[begin Given records]

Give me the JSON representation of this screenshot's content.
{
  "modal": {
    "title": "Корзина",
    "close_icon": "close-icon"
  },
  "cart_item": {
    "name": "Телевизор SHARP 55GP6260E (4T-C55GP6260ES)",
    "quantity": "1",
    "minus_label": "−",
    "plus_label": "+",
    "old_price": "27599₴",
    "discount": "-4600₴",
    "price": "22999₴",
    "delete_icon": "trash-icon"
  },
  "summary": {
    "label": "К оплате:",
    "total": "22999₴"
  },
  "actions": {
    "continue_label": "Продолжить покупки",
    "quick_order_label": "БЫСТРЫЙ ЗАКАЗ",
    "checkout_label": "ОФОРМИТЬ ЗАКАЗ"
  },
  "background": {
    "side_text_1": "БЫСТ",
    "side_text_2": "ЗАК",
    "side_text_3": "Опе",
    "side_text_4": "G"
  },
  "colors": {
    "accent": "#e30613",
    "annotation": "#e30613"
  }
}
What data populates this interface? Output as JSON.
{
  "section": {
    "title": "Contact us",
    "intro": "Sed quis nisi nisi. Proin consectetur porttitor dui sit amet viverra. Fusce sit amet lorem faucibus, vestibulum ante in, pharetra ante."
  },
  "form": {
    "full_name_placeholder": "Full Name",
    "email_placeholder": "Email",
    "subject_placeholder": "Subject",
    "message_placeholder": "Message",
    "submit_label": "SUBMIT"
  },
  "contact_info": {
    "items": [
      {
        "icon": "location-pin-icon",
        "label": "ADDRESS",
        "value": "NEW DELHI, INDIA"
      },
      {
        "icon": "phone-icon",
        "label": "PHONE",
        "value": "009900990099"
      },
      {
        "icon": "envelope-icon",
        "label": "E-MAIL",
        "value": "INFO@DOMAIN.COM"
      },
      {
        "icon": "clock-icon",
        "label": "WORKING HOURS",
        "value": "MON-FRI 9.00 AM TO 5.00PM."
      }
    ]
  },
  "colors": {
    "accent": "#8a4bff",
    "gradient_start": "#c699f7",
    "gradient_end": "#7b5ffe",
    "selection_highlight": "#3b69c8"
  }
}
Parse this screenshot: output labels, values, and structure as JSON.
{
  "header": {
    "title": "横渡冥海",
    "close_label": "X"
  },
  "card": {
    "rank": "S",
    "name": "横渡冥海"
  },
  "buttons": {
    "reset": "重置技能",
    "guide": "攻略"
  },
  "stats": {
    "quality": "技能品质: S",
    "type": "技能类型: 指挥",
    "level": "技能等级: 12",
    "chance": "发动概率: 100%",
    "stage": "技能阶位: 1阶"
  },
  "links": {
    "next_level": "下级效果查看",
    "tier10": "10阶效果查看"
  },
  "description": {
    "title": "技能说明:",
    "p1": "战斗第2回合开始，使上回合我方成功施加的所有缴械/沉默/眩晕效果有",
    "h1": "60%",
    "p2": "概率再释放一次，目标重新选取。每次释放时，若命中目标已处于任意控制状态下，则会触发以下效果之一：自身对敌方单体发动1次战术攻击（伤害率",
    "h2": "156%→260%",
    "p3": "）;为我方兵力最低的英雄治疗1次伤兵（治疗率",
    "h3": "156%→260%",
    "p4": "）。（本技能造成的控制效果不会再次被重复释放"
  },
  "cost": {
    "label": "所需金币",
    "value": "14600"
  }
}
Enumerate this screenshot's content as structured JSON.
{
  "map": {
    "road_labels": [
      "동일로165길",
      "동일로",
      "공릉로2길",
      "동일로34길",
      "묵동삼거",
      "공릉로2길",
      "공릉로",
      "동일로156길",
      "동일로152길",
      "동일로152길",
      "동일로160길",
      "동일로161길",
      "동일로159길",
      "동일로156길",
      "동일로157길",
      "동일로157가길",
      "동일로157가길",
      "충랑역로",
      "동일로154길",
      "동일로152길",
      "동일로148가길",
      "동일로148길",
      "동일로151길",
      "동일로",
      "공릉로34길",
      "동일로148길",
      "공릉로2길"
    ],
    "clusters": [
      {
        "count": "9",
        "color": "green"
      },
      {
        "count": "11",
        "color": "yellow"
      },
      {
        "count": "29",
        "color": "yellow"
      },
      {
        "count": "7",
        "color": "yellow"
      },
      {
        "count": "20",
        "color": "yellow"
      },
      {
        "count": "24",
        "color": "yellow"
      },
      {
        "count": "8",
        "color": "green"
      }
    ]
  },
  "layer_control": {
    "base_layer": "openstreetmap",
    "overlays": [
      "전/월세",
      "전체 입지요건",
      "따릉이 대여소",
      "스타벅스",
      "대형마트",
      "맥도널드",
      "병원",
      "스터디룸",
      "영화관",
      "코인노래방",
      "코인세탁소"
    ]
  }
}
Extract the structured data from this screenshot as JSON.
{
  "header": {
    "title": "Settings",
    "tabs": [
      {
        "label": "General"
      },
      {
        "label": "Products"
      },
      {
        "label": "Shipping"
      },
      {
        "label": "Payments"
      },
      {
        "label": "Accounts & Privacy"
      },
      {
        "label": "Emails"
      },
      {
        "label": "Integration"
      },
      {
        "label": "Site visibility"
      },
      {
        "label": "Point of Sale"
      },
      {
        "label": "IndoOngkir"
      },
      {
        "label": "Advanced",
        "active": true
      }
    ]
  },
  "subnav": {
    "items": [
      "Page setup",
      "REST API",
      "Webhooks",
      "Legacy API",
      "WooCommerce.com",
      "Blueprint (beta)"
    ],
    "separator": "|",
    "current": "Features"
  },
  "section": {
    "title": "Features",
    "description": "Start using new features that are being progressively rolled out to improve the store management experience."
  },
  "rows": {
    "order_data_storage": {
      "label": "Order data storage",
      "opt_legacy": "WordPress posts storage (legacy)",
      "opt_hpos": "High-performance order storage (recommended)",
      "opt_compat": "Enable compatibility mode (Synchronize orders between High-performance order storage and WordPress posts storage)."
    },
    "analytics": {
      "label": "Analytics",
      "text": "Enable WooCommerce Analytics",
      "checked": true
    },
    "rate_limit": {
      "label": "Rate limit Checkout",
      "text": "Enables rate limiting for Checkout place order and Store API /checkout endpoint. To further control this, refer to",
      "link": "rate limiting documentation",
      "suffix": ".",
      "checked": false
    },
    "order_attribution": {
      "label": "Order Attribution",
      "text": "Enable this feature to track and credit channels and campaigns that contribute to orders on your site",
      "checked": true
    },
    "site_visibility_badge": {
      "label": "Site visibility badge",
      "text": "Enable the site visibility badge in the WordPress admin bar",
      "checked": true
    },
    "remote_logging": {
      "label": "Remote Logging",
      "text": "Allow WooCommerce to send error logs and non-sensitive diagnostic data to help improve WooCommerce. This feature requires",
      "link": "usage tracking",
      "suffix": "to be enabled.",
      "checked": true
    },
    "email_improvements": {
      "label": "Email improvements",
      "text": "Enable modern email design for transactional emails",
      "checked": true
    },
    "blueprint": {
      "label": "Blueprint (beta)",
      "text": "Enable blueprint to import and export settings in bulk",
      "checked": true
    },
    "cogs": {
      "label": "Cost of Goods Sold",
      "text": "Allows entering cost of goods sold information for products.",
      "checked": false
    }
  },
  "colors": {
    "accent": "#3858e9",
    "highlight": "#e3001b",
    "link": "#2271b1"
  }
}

[end Given records]

■ **Problem description**: Reproduce the full set of records precisely.

■ **Finished exercise**:
Give me the JSON representation of this screenshot's content.
{
  "modal": {
    "title": "Корзина",
    "close_icon": "close-icon"
  },
  "cart_item": {
    "name": "Телевизор SHARP 55GP6260E (4T-C55GP6260ES)",
    "quantity": "1",
    "minus_label": "−",
    "plus_label": "+",
    "old_price": "27599₴",
    "discount": "-4600₴",
    "price": "22999₴",
    "delete_icon": "trash-icon"
  },
  "summary": {
    "label": "К оплате:",
    "total": "22999₴"
  },
  "actions": {
    "continue_label": "Продолжить покупки",
    "quick_order_label": "БЫСТРЫЙ ЗАКАЗ",
    "checkout_label": "ОФОРМИТЬ ЗАКАЗ"
  },
  "background": {
    "side_text_1": "БЫСТ",
    "side_text_2": "ЗАК",
    "side_text_3": "Опе",
    "side_text_4": "G"
  },
  "colors": {
    "accent": "#e30613",
    "annotation": "#e30613"
  }
}
What data populates this interface? Output as JSON.
{
  "section": {
    "title": "Contact us",
    "intro": "Sed quis nisi nisi. Proin consectetur porttitor dui sit amet viverra. Fusce sit amet lorem faucibus, vestibulum ante in, pharetra ante."
  },
  "form": {
    "full_name_placeholder": "Full Name",
    "email_placeholder": "Email",
    "subject_placeholder": "Subject",
    "message_placeholder": "Message",
    "submit_label": "SUBMIT"
  },
  "contact_info": {
    "items": [
      {
        "icon": "location-pin-icon",
        "label": "ADDRESS",
        "value": "NEW DELHI, INDIA"
      },
      {
        "icon": "phone-icon",
        "label": "PHONE",
        "value": "009900990099"
      },
      {
        "icon": "envelope-icon",
        "label": "E-MAIL",
        "value": "INFO@DOMAIN.COM"
      },
      {
        "icon": "clock-icon",
        "label": "WORKING HOURS",
        "value": "MON-FRI 9.00 AM TO 5.00PM."
      }
    ]
  },
  "colors": {
    "accent": "#8a4bff",
    "gradient_start": "#c699f7",
    "gradient_end": "#7b5ffe",
    "selection_highlight": "#3b69c8"
  }
}
Parse this screenshot: output labels, values, and structure as JSON.
{
  "header": {
    "title": "横渡冥海",
    "close_label": "X"
  },
  "card": {
    "rank": "S",
    "name": "横渡冥海"
  },
  "buttons": {
    "reset": "重置技能",
    "guide": "攻略"
  },
  "stats": {
    "quality": "技能品质: S",
    "type": "技能类型: 指挥",
    "level": "技能等级: 12",
    "chance": "发动概率: 100%",
    "stage": "技能阶位: 1阶"
  },
  "links": {
    "next_level": "下级效果查看",
    "tier10": "10阶效果查看"
  },
  "description": {
    "title": "技能说明:",
    "p1": "战斗第2回合开始，使上回合我方成功施加的所有缴械/沉默/眩晕效果有",
    "h1": "60%",
    "p2": "概率再释放一次，目标重新选取。每次释放时，若命中目标已处于任意控制状态下，则会触发以下效果之一：自身对敌方单体发动1次战术攻击（伤害率",
    "h2": "156%→260%",
    "p3": "）;为我方兵力最低的英雄治疗1次伤兵（治疗率",
    "h3": "156%→260%",
    "p4": "）。（本技能造成的控制效果不会再次被重复释放"
  },
  "cost": {
    "label": "所需金币",
    "value": "14600"
  }
}
Enumerate this screenshot's content as structured JSON.
{
  "map": {
    "road_labels": [
      "동일로165길",
      "동일로",
      "공릉로2길",
      "동일로34길",
      "묵동삼거",
      "공릉로2길",
      "공릉로",
      "동일로156길",
      "동일로152길",
      "동일로152길",
      "동일로160길",
      "동일로161길",
      "동일로159길",
      "동일로156길",
      "동일로157길",
      "동일로157가길",
      "동일로157가길",
      "충랑역로",
      "동일로154길",
      "동일로152길",
      "동일로148가길",
      "동일로148길",
      "동일로151길",
      "동일로",
      "공릉로34길",
      "동일로148길",
      "공릉로2길"
    ],
    "clusters": [
      {
        "count": "9",
        "color": "green"
      },
      {
        "count": "11",
        "color": "yellow"
      },
      {
        "count": "29",
        "color": "yellow"
      },
      {
        "count": "7",
        "color": "yellow"
      },
      {
        "count": "20",
        "color": "yellow"
      },
      {
        "count": "24",
        "color": "yellow"
      },
      {
        "count": "8",
        "color": "green"
      }
    ]
  },
  "layer_control": {
    "base_layer": "openstreetmap",
    "overlays": [
      "전/월세",
      "전체 입지요건",
      "따릉이 대여소",
      "스타벅스",
      "대형마트",
      "맥도널드",
      "병원",
      "스터디룸",
      "영화관",
      "코인노래방",
      "코인세탁소"
    ]
  }
}
Extract the structured data from this screenshot as JSON.
{
  "header": {
    "title": "Settings",
    "tabs": [
      {
        "label": "General"
      },
      {
        "label": "Products"
      },
      {
        "label": "Shipping"
      },
      {
        "label": "Payments"
      },
      {
        "label": "Accounts & Privacy"
      },
      {
        "label": "Emails"
      },
      {
        "label": "Integration"
      },
      {
        "label": "Site visibility"
      },
      {
        "label": "Point of Sale"
      },
      {
        "label": "IndoOngkir"
      },
      {
        "label": "Advanced",
        "active": true
      }
    ]
  },
  "subnav": {
    "items": [
      "Page setup",
      "REST API",
      "Webhooks",
      "Legacy API",
      "WooCommerce.com",
      "Blueprint (beta)"
    ],
    "separator": "|",
    "current": "Features"
  },
  "section": {
    "title": "Features",
    "description": "Start using new features that are being progressively rolled out to improve the store management experience."
  },
  "rows": {
    "order_data_storage": {
      "label": "Order data storage",
      "opt_legacy": "WordPress posts storage (legacy)",
      "opt_hpos": "High-performance order storage (recommended)",
      "opt_compat": "Enable compatibility mode (Synchronize orders between High-performance order storage and WordPress posts storage)."
    },
    "analytics": {
      "label": "Analytics",
      "text": "Enable WooCommerce Analytics",
      "checked": true
    },
    "rate_limit": {
      "label": "Rate limit Checkout",
      "text": "Enables rate limiting for Checkout place order and Store API /checkout endpoint. To further control this, refer to",
      "link": "rate limiting documentation",
      "suffix": ".",
      "checked": false
    },
    "order_attribution": {
      "label": "Order Attribution",
      "text": "Enable this feature to track and credit channels and campaigns that contribute to orders on your site",
      "checked": true
    },
    "site_visibility_badge": {
      "label": "Site visibility badge",
      "text": "Enable the site visibility badge in the WordPress admin bar",
      "checked": true
    },
    "remote_logging": {
      "label": "Remote Logging",
      "text": "Allow WooCommerce to send error logs and non-sensitive diagnostic data to help improve WooCommerce. This feature requires",
      "link": "usage tracking",
      "suffix": "to be enabled.",
      "checked": true
    },
    "email_improvements": {
      "label": "Email improvements",
      "text": "Enable modern email design for transactional emails",
      "checked": true
    },
    "blueprint": {
      "label": "Blueprint (beta)",
      "text": "Enable blueprint to import and export settings in bulk",
      "checked": true
    },
    "cogs": {
      "label": "Cost of Goods Sold",
      "text": "Allows entering cost of goods sold information for products.",
      "checked": false
    }
  },
  "colors": {
    "accent": "#3858e9",
    "highlight": "#e3001b",
    "link": "#2271b1"
  }
}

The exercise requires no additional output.